▶ **YOUR TASK**
Copy every line from the material below that holds "Habitant".

▶ **DATA FOR PROCESSING**

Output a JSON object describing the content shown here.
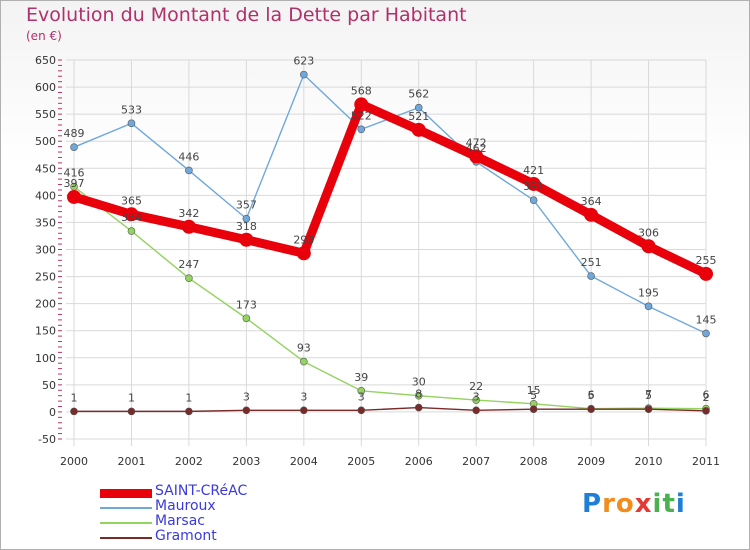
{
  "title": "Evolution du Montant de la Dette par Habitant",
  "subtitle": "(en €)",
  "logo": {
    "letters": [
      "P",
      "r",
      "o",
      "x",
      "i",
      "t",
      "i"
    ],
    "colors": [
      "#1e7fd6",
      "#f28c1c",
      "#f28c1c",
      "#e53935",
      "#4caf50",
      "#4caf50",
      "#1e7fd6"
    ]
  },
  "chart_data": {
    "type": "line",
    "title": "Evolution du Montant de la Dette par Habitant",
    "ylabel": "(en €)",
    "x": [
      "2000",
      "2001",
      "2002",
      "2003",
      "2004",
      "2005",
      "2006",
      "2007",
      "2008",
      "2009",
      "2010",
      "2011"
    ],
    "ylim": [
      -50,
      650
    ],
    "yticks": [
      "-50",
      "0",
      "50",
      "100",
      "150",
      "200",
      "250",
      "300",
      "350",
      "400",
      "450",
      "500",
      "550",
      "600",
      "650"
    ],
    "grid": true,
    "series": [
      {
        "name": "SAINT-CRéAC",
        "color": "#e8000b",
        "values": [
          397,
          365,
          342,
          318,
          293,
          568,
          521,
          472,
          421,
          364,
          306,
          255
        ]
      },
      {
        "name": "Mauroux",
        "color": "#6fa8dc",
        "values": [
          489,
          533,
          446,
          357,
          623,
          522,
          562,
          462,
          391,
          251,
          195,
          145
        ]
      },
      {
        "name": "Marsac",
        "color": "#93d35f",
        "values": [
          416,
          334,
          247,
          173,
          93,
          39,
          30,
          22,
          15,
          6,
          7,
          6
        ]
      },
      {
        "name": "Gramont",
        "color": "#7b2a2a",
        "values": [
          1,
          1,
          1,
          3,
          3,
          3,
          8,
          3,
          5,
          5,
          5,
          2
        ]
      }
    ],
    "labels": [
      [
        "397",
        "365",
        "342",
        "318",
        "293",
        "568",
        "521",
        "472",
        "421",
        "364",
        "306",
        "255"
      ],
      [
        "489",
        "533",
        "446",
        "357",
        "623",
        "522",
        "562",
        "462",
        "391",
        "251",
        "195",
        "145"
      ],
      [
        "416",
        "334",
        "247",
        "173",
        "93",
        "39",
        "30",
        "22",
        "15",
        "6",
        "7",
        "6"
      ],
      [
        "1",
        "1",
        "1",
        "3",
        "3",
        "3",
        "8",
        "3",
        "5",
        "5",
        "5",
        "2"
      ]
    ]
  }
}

* * *

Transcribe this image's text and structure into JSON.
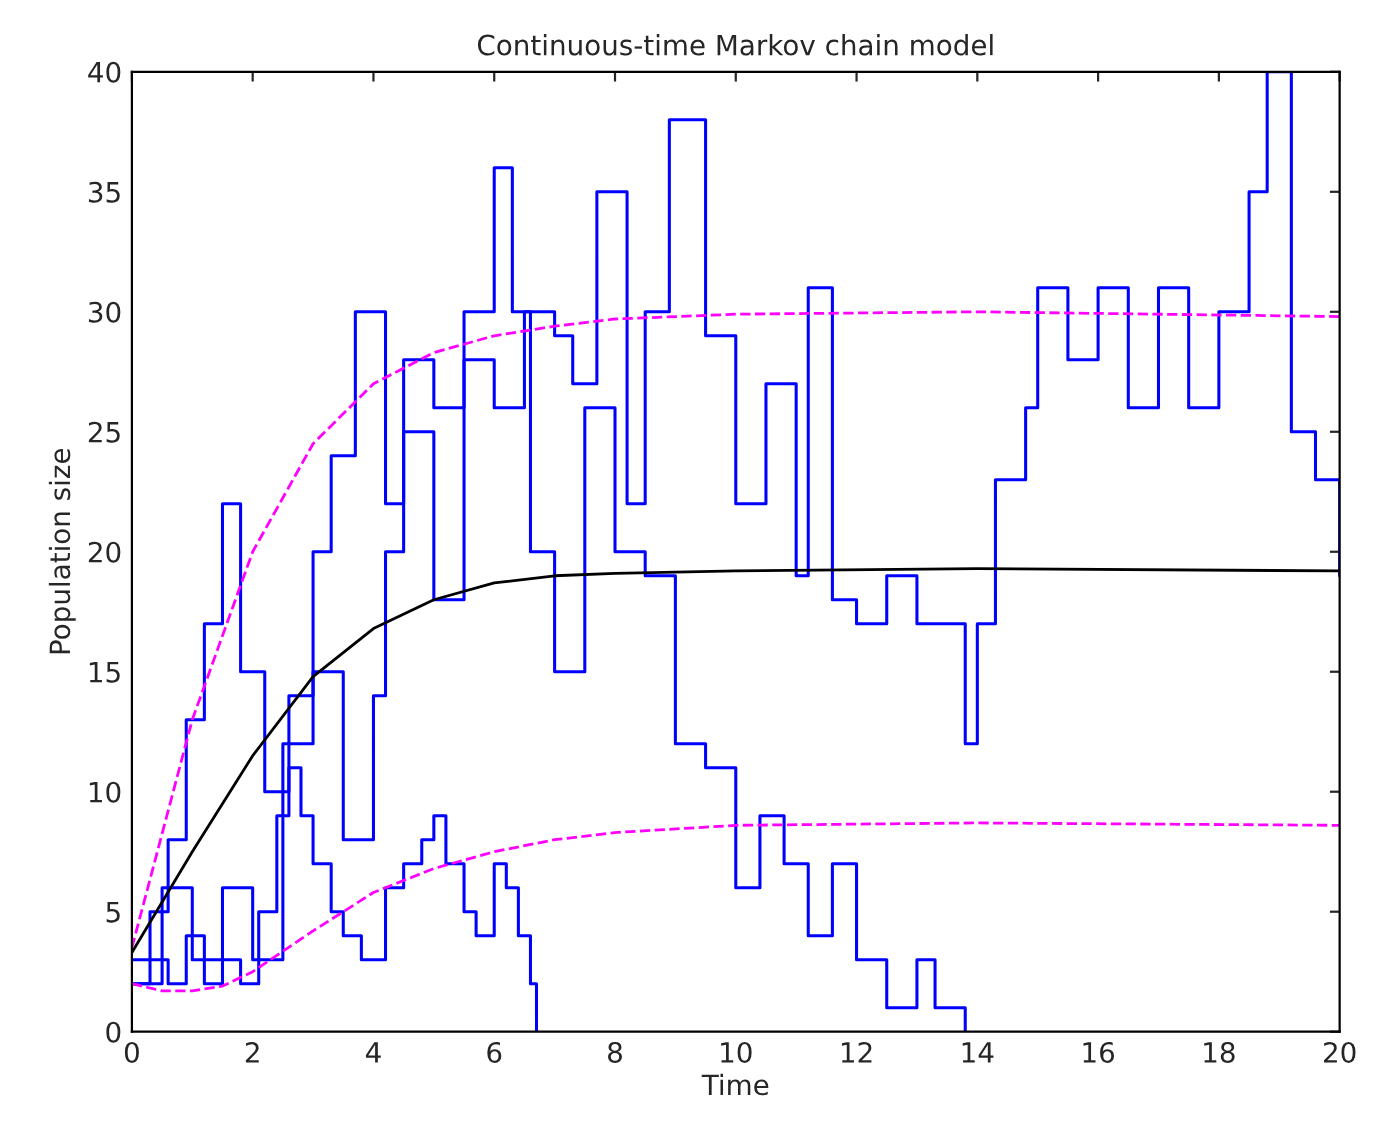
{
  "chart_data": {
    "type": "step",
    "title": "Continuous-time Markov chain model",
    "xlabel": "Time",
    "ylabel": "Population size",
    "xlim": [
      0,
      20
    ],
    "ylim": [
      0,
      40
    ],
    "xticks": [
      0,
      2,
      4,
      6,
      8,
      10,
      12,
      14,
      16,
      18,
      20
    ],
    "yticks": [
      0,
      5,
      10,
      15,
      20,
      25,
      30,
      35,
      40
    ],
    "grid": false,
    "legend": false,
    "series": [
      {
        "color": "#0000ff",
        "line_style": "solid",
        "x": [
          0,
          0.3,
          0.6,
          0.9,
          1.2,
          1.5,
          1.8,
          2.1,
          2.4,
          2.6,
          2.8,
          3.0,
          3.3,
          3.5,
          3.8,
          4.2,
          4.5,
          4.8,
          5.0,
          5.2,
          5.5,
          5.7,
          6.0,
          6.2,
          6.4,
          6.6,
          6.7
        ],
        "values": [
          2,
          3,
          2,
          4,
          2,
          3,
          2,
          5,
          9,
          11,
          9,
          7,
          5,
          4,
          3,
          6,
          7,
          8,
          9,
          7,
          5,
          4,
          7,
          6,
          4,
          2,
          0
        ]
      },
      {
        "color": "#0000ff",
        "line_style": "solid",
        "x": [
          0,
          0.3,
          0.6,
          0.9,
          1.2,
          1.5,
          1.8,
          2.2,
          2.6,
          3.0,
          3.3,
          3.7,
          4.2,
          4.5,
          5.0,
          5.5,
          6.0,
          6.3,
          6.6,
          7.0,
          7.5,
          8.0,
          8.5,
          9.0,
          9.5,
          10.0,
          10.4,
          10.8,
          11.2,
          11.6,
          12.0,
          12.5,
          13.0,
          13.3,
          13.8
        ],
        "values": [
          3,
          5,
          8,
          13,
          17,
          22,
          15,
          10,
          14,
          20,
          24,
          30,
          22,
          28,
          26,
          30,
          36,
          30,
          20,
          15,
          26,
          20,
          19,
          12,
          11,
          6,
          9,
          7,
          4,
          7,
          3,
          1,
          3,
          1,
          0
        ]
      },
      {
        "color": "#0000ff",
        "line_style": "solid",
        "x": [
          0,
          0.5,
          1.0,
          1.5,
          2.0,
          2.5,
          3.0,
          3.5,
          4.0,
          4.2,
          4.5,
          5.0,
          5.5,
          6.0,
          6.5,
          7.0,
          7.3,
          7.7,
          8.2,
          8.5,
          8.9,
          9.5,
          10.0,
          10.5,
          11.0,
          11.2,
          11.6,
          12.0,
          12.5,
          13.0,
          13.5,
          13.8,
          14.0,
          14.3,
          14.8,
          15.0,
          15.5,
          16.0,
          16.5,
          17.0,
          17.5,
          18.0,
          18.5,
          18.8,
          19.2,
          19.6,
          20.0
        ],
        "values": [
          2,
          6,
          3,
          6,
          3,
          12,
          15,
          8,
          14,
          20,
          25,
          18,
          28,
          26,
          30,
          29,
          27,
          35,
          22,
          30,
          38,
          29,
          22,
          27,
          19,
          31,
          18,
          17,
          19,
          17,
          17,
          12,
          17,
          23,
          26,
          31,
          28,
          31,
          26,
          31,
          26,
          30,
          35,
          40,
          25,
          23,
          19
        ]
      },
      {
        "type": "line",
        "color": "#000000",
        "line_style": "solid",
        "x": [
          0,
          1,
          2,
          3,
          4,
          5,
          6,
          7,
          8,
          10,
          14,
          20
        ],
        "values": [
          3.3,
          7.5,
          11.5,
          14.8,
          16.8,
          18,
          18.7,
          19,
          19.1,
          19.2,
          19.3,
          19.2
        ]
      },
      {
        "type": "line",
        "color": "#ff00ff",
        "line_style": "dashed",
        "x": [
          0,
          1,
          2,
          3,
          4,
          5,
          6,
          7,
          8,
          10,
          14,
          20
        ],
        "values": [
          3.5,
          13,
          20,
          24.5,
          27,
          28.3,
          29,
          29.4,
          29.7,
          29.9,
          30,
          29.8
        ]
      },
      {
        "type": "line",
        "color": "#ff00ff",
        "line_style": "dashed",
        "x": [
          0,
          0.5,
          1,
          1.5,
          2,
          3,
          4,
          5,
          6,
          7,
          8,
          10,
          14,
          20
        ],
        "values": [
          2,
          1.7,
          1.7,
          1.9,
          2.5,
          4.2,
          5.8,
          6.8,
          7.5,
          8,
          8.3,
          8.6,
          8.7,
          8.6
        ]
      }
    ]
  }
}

==

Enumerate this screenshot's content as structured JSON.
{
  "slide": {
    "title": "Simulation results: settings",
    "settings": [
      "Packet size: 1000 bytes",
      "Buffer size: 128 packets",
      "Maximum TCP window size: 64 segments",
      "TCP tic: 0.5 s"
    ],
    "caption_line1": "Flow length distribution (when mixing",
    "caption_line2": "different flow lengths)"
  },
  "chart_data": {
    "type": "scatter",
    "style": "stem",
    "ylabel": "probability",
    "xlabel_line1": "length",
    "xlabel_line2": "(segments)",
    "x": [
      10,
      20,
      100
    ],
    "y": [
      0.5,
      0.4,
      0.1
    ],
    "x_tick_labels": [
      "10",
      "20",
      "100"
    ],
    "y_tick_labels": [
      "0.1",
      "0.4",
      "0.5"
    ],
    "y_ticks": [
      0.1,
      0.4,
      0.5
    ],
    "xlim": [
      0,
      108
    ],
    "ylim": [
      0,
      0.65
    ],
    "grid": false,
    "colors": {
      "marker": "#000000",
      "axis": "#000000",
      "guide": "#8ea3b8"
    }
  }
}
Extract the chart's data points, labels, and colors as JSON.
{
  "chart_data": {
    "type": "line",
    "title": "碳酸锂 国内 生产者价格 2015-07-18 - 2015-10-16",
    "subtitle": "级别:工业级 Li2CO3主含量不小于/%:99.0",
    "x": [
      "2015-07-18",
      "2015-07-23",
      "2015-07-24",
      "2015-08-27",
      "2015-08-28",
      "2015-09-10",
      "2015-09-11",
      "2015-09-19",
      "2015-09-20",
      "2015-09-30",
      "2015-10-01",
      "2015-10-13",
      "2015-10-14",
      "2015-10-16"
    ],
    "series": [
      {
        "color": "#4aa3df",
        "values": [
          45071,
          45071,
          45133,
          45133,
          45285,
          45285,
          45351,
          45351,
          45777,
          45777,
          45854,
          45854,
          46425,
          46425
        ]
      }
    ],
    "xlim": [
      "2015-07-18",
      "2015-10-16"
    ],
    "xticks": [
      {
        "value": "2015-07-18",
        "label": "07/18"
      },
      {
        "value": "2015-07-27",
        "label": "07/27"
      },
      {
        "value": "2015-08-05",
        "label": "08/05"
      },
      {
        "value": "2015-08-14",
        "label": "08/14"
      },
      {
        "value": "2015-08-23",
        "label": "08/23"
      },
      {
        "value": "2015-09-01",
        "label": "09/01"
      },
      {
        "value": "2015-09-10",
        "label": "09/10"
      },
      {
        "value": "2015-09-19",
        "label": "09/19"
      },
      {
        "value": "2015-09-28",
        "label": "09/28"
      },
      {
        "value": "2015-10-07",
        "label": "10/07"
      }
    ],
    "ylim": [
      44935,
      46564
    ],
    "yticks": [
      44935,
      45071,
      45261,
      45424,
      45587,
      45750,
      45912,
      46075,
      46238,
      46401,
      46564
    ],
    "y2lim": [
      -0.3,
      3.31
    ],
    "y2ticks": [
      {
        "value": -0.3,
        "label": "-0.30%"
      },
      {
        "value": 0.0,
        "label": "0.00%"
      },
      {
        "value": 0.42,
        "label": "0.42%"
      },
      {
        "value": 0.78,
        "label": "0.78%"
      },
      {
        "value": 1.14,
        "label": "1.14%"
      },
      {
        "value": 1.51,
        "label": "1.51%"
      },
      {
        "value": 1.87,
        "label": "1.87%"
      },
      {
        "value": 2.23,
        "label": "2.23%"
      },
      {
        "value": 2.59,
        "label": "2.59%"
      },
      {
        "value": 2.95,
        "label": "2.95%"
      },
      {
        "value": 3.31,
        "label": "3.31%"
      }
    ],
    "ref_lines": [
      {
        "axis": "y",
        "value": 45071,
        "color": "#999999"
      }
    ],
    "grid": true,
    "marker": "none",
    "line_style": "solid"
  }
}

▶ **SOLUTION FOR THIS EXERCISE**
  "title": "Evolution du Montant de la Dette par Habitant",
    "title": "Evolution du Montant de la Dette par Habitant",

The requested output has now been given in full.